Give back the full listing verbatim, apart from its images.

# # # # #

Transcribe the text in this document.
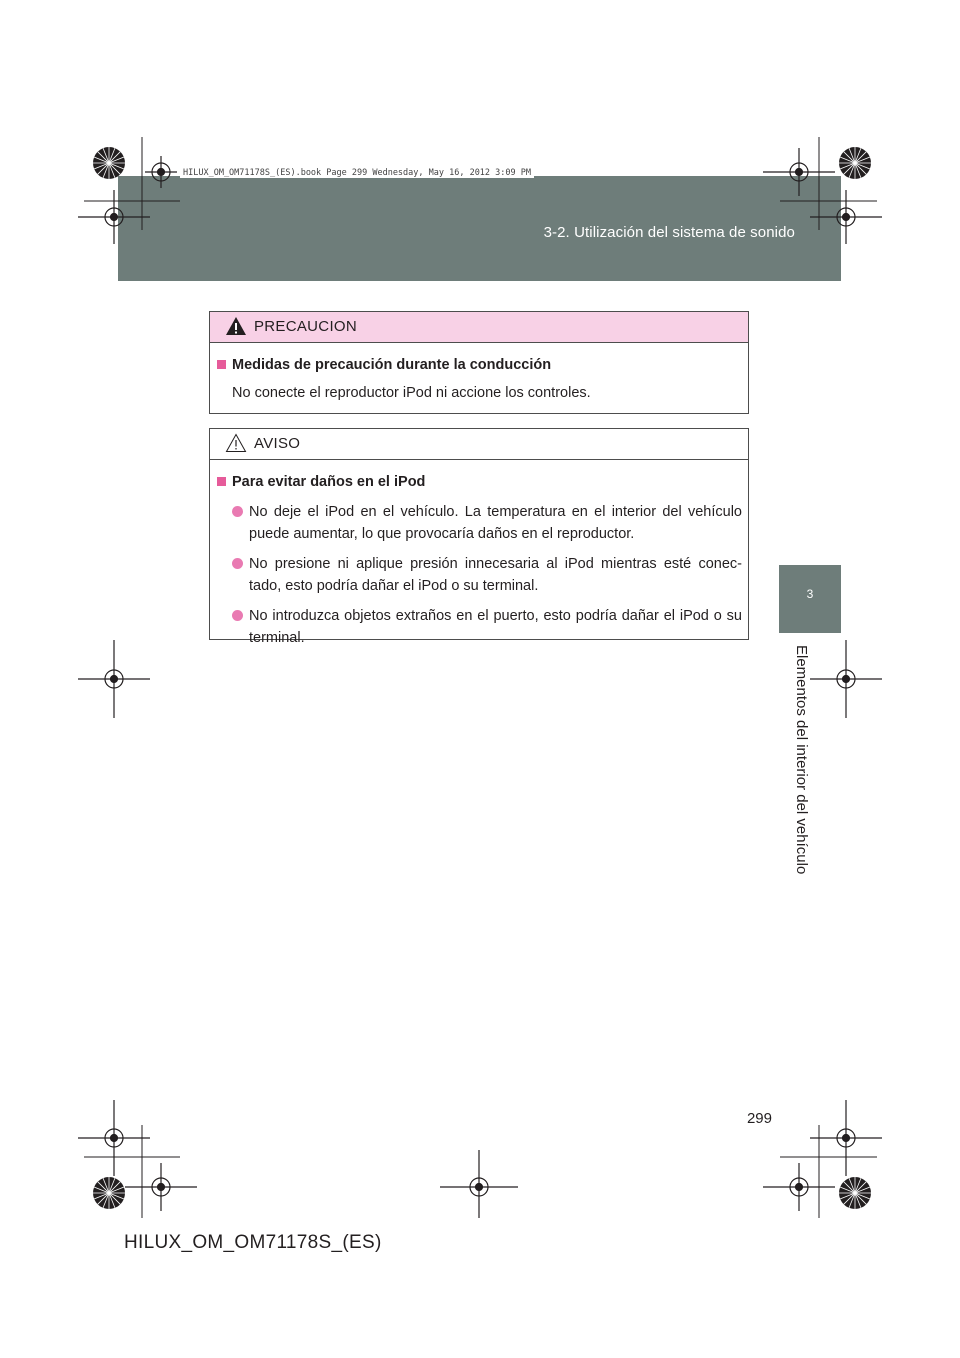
3-2. Utilización del sistema de sonido
HILUX_OM_OM71178S_(ES).book Page 299 Wednesday, May 16, 2012 3:09 PM
3
Elementos del interior del vehículo
PRECAUCION
Medidas de precaución durante la conducción
No conecte el reproductor iPod ni accione los controles.
AVISO
Para evitar daños en el iPod
No deje el iPod en el vehículo. La temperatura en el interior del vehículo puede aumentar, lo que provocaría daños en el reproductor.
No presione ni aplique presión innecesaria al iPod mientras esté conec-tado, esto podría dañar el iPod o su terminal.
No introduzca objetos extraños en el puerto, esto podría dañar el iPod o su terminal.
299
HILUX_OM_OM71178S_(ES)
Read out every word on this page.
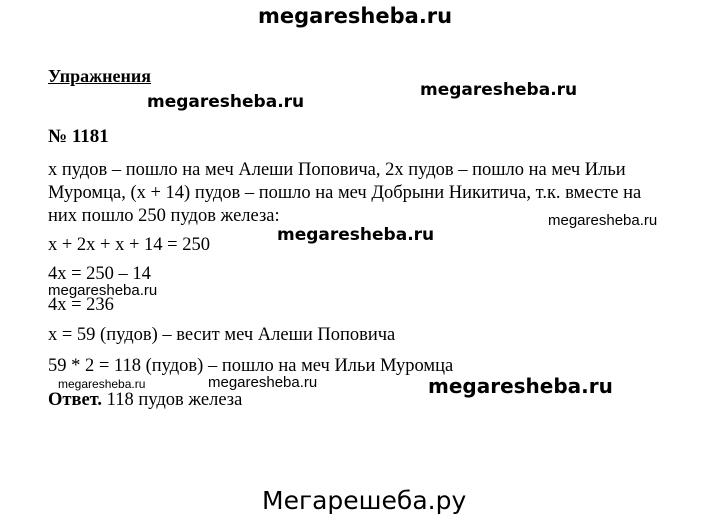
megaresheba.ru
Упражнения
megaresheba.ru
megaresheba.ru
№ 1181
x пудов – пошло на меч Алеши Поповича, 2x пудов – пошло на меч Ильи
Муромца, (x + 14) пудов – пошло на меч Добрыни Никитича, т.к. вместе на
них пошло 250 пудов железа:	megaresheba.ru
megaresheba.ru
x + 2x + x + 14 = 250
4x = 250 – 14
megaresheba.ru
4x = 236
x = 59 (пудов) – весит меч Алеши Поповича
59 * 2 = 118 (пудов) – пошло на меч Ильи Муромца
megaresheba.ru	megaresheba.ru	megaresheba.ru
Ответ. 118 пудов железа
Мегарешеба.ру
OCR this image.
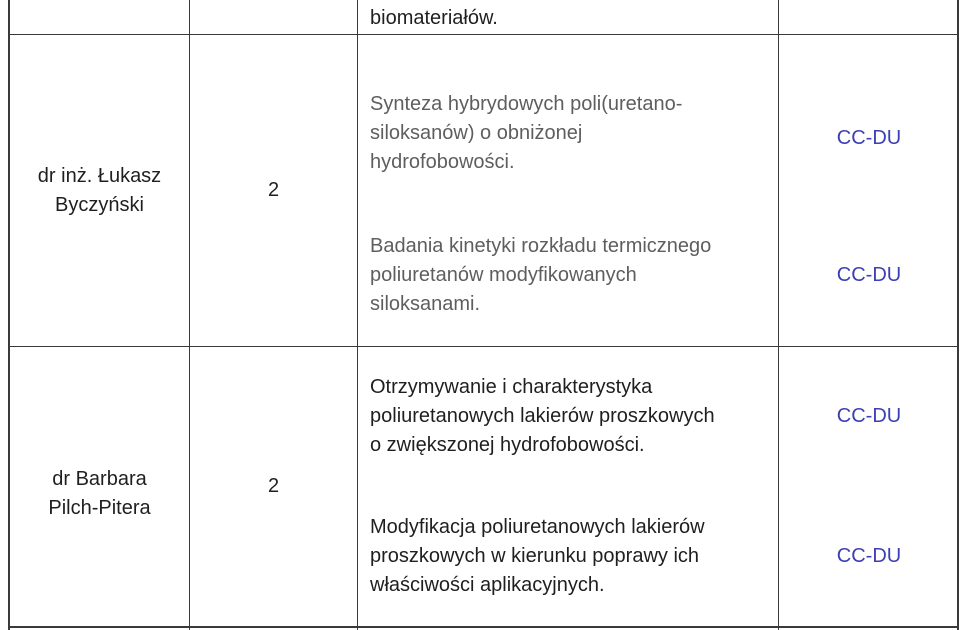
biomateriałów.
dr inż. Łukasz
Byczyński
2
Synteza hybrydowych poli(uretano-
siloksanów) o obniżonej
hydrofobowości.
CC-DU
Badania kinetyki rozkładu termicznego
poliuretanów modyfikowanych
siloksanami.
CC-DU
dr Barbara
Pilch-Pitera
2
Otrzymywanie i charakterystyka
poliuretanowych lakierów proszkowych
o zwiększonej hydrofobowości.
CC-DU
Modyfikacja poliuretanowych lakierów
proszkowych w kierunku poprawy ich
właściwości aplikacyjnych.
CC-DU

# # # # #

### FINISHED EXERCISE:
Transcribe the text in this document.
3-2. Utilización del sistema de sonido
HILUX_OM_OM71178S_(ES).book Page 299 Wednesday, May 16, 2012 3:09 PM
3
Elementos del interior del vehículo
PRECAUCION
Medidas de precaución durante la conducción
No conecte el reproductor iPod ni accione los controles.
AVISO
Para evitar daños en el iPod
No deje el iPod en el vehículo. La temperatura en el interior del vehículo puede aumentar, lo que provocaría daños en el reproductor.
No presione ni aplique presión innecesaria al iPod mientras esté conec-tado, esto podría dañar el iPod o su terminal.
No introduzca objetos extraños en el puerto, esto podría dañar el iPod o su terminal.
299
HILUX_OM_OM71178S_(ES)
Read out every word on this page.
megaresheba.ru
Упражнения
megaresheba.ru
megaresheba.ru
№ 1181
x пудов – пошло на меч Алеши Поповича, 2x пудов – пошло на меч Ильи
Муромца, (x + 14) пудов – пошло на меч Добрыни Никитича, т.к. вместе на
них пошло 250 пудов железа:	megaresheba.ru
megaresheba.ru
x + 2x + x + 14 = 250
4x = 250 – 14
megaresheba.ru
4x = 236
x = 59 (пудов) – весит меч Алеши Поповича
59 * 2 = 118 (пудов) – пошло на меч Ильи Муромца
megaresheba.ru	megaresheba.ru	megaresheba.ru
Ответ. 118 пудов железа
Мегарешеба.ру
OCR this image.
biomateriałów.
dr inż. Łukasz
Byczyński
2
Synteza hybrydowych poli(uretano-
siloksanów) o obniżonej
hydrofobowości.
CC-DU
Badania kinetyki rozkładu termicznego
poliuretanów modyfikowanych
siloksanami.
CC-DU
dr Barbara
Pilch-Pitera
2
Otrzymywanie i charakterystyka
poliuretanowych lakierów proszkowych
o zwiększonej hydrofobowości.
CC-DU
Modyfikacja poliuretanowych lakierów
proszkowych w kierunku poprawy ich
właściwości aplikacyjnych.
CC-DU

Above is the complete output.